GIVEN PROBLEM: Retype everything in the listing, leaving each line exactly as it is.

------ GIVEN DATA ------

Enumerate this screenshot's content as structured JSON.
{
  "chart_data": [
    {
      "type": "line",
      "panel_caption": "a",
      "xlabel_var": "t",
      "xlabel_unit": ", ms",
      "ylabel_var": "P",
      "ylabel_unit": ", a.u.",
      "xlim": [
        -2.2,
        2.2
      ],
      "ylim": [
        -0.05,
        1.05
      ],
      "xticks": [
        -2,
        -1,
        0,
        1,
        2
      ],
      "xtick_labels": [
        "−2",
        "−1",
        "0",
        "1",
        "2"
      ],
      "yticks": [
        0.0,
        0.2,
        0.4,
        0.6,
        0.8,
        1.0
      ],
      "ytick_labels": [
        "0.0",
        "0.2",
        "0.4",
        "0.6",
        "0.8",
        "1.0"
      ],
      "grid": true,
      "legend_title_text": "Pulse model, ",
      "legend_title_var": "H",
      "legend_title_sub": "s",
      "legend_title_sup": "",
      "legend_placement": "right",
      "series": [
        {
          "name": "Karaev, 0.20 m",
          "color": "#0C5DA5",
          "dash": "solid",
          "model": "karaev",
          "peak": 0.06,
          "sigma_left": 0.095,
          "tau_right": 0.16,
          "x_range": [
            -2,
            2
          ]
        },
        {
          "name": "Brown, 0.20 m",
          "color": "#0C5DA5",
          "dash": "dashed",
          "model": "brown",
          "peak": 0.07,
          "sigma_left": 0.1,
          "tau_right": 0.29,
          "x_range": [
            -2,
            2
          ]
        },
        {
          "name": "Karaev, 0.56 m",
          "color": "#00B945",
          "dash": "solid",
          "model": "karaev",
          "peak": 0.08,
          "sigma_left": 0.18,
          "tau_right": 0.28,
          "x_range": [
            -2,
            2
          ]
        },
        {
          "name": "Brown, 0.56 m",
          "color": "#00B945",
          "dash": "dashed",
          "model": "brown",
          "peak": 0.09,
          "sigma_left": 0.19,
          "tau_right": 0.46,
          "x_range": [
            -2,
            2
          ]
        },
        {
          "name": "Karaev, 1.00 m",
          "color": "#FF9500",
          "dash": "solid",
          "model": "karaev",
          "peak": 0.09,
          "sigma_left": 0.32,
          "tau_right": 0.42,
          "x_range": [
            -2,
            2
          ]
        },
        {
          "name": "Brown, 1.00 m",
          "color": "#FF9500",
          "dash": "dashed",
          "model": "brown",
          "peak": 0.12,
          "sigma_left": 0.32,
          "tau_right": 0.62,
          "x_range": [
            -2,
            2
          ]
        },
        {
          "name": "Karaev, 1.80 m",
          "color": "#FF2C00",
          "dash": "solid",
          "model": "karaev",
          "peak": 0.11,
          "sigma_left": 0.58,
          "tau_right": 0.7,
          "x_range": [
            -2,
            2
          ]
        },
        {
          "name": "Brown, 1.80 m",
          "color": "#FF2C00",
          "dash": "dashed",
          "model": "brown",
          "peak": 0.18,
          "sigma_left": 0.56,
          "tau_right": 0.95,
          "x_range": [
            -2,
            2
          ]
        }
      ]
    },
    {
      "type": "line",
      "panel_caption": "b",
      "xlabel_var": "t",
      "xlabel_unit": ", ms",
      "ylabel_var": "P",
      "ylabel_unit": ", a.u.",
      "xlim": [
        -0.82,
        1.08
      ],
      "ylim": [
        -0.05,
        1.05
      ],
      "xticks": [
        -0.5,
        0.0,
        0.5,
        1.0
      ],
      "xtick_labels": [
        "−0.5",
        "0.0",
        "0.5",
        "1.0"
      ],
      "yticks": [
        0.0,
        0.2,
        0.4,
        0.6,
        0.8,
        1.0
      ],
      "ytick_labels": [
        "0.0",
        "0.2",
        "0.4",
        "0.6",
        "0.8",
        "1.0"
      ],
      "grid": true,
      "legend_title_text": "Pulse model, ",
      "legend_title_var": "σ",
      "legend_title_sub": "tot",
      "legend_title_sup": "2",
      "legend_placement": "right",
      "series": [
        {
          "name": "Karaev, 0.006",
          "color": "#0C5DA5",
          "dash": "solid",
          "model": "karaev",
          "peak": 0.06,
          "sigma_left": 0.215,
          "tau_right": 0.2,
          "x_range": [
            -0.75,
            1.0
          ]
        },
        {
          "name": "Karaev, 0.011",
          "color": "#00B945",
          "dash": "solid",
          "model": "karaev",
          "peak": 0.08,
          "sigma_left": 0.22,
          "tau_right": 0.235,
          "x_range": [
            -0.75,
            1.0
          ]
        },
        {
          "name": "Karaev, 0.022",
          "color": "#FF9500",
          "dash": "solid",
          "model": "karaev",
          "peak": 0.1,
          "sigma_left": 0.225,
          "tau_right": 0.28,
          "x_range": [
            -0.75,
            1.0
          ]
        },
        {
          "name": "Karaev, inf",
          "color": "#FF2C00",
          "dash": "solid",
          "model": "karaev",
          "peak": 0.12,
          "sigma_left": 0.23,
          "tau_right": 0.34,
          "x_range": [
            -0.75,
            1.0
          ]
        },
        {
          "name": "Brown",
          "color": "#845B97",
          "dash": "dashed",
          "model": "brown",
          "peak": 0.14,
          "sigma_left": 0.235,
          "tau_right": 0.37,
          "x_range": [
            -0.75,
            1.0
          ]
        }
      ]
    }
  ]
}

------

COMPLETE ANSWER:
Enumerate this screenshot's content as structured JSON.
{
  "chart_data": [
    {
      "type": "line",
      "panel_caption": "a",
      "xlabel_var": "t",
      "xlabel_unit": ", ms",
      "ylabel_var": "P",
      "ylabel_unit": ", a.u.",
      "xlim": [
        -2.2,
        2.2
      ],
      "ylim": [
        -0.05,
        1.05
      ],
      "xticks": [
        -2,
        -1,
        0,
        1,
        2
      ],
      "xtick_labels": [
        "−2",
        "−1",
        "0",
        "1",
        "2"
      ],
      "yticks": [
        0.0,
        0.2,
        0.4,
        0.6,
        0.8,
        1.0
      ],
      "ytick_labels": [
        "0.0",
        "0.2",
        "0.4",
        "0.6",
        "0.8",
        "1.0"
      ],
      "grid": true,
      "legend_title_text": "Pulse model, ",
      "legend_title_var": "H",
      "legend_title_sub": "s",
      "legend_title_sup": "",
      "legend_placement": "right",
      "series": [
        {
          "name": "Karaev, 0.20 m",
          "color": "#0C5DA5",
          "dash": "solid",
          "model": "karaev",
          "peak": 0.06,
          "sigma_left": 0.095,
          "tau_right": 0.16,
          "x_range": [
            -2,
            2
          ]
        },
        {
          "name": "Brown, 0.20 m",
          "color": "#0C5DA5",
          "dash": "dashed",
          "model": "brown",
          "peak": 0.07,
          "sigma_left": 0.1,
          "tau_right": 0.29,
          "x_range": [
            -2,
            2
          ]
        },
        {
          "name": "Karaev, 0.56 m",
          "color": "#00B945",
          "dash": "solid",
          "model": "karaev",
          "peak": 0.08,
          "sigma_left": 0.18,
          "tau_right": 0.28,
          "x_range": [
            -2,
            2
          ]
        },
        {
          "name": "Brown, 0.56 m",
          "color": "#00B945",
          "dash": "dashed",
          "model": "brown",
          "peak": 0.09,
          "sigma_left": 0.19,
          "tau_right": 0.46,
          "x_range": [
            -2,
            2
          ]
        },
        {
          "name": "Karaev, 1.00 m",
          "color": "#FF9500",
          "dash": "solid",
          "model": "karaev",
          "peak": 0.09,
          "sigma_left": 0.32,
          "tau_right": 0.42,
          "x_range": [
            -2,
            2
          ]
        },
        {
          "name": "Brown, 1.00 m",
          "color": "#FF9500",
          "dash": "dashed",
          "model": "brown",
          "peak": 0.12,
          "sigma_left": 0.32,
          "tau_right": 0.62,
          "x_range": [
            -2,
            2
          ]
        },
        {
          "name": "Karaev, 1.80 m",
          "color": "#FF2C00",
          "dash": "solid",
          "model": "karaev",
          "peak": 0.11,
          "sigma_left": 0.58,
          "tau_right": 0.7,
          "x_range": [
            -2,
            2
          ]
        },
        {
          "name": "Brown, 1.80 m",
          "color": "#FF2C00",
          "dash": "dashed",
          "model": "brown",
          "peak": 0.18,
          "sigma_left": 0.56,
          "tau_right": 0.95,
          "x_range": [
            -2,
            2
          ]
        }
      ]
    },
    {
      "type": "line",
      "panel_caption": "b",
      "xlabel_var": "t",
      "xlabel_unit": ", ms",
      "ylabel_var": "P",
      "ylabel_unit": ", a.u.",
      "xlim": [
        -0.82,
        1.08
      ],
      "ylim": [
        -0.05,
        1.05
      ],
      "xticks": [
        -0.5,
        0.0,
        0.5,
        1.0
      ],
      "xtick_labels": [
        "−0.5",
        "0.0",
        "0.5",
        "1.0"
      ],
      "yticks": [
        0.0,
        0.2,
        0.4,
        0.6,
        0.8,
        1.0
      ],
      "ytick_labels": [
        "0.0",
        "0.2",
        "0.4",
        "0.6",
        "0.8",
        "1.0"
      ],
      "grid": true,
      "legend_title_text": "Pulse model, ",
      "legend_title_var": "σ",
      "legend_title_sub": "tot",
      "legend_title_sup": "2",
      "legend_placement": "right",
      "series": [
        {
          "name": "Karaev, 0.006",
          "color": "#0C5DA5",
          "dash": "solid",
          "model": "karaev",
          "peak": 0.06,
          "sigma_left": 0.215,
          "tau_right": 0.2,
          "x_range": [
            -0.75,
            1.0
          ]
        },
        {
          "name": "Karaev, 0.011",
          "color": "#00B945",
          "dash": "solid",
          "model": "karaev",
          "peak": 0.08,
          "sigma_left": 0.22,
          "tau_right": 0.235,
          "x_range": [
            -0.75,
            1.0
          ]
        },
        {
          "name": "Karaev, 0.022",
          "color": "#FF9500",
          "dash": "solid",
          "model": "karaev",
          "peak": 0.1,
          "sigma_left": 0.225,
          "tau_right": 0.28,
          "x_range": [
            -0.75,
            1.0
          ]
        },
        {
          "name": "Karaev, inf",
          "color": "#FF2C00",
          "dash": "solid",
          "model": "karaev",
          "peak": 0.12,
          "sigma_left": 0.23,
          "tau_right": 0.34,
          "x_range": [
            -0.75,
            1.0
          ]
        },
        {
          "name": "Brown",
          "color": "#845B97",
          "dash": "dashed",
          "model": "brown",
          "peak": 0.14,
          "sigma_left": 0.235,
          "tau_right": 0.37,
          "x_range": [
            -0.75,
            1.0
          ]
        }
      ]
    }
  ]
}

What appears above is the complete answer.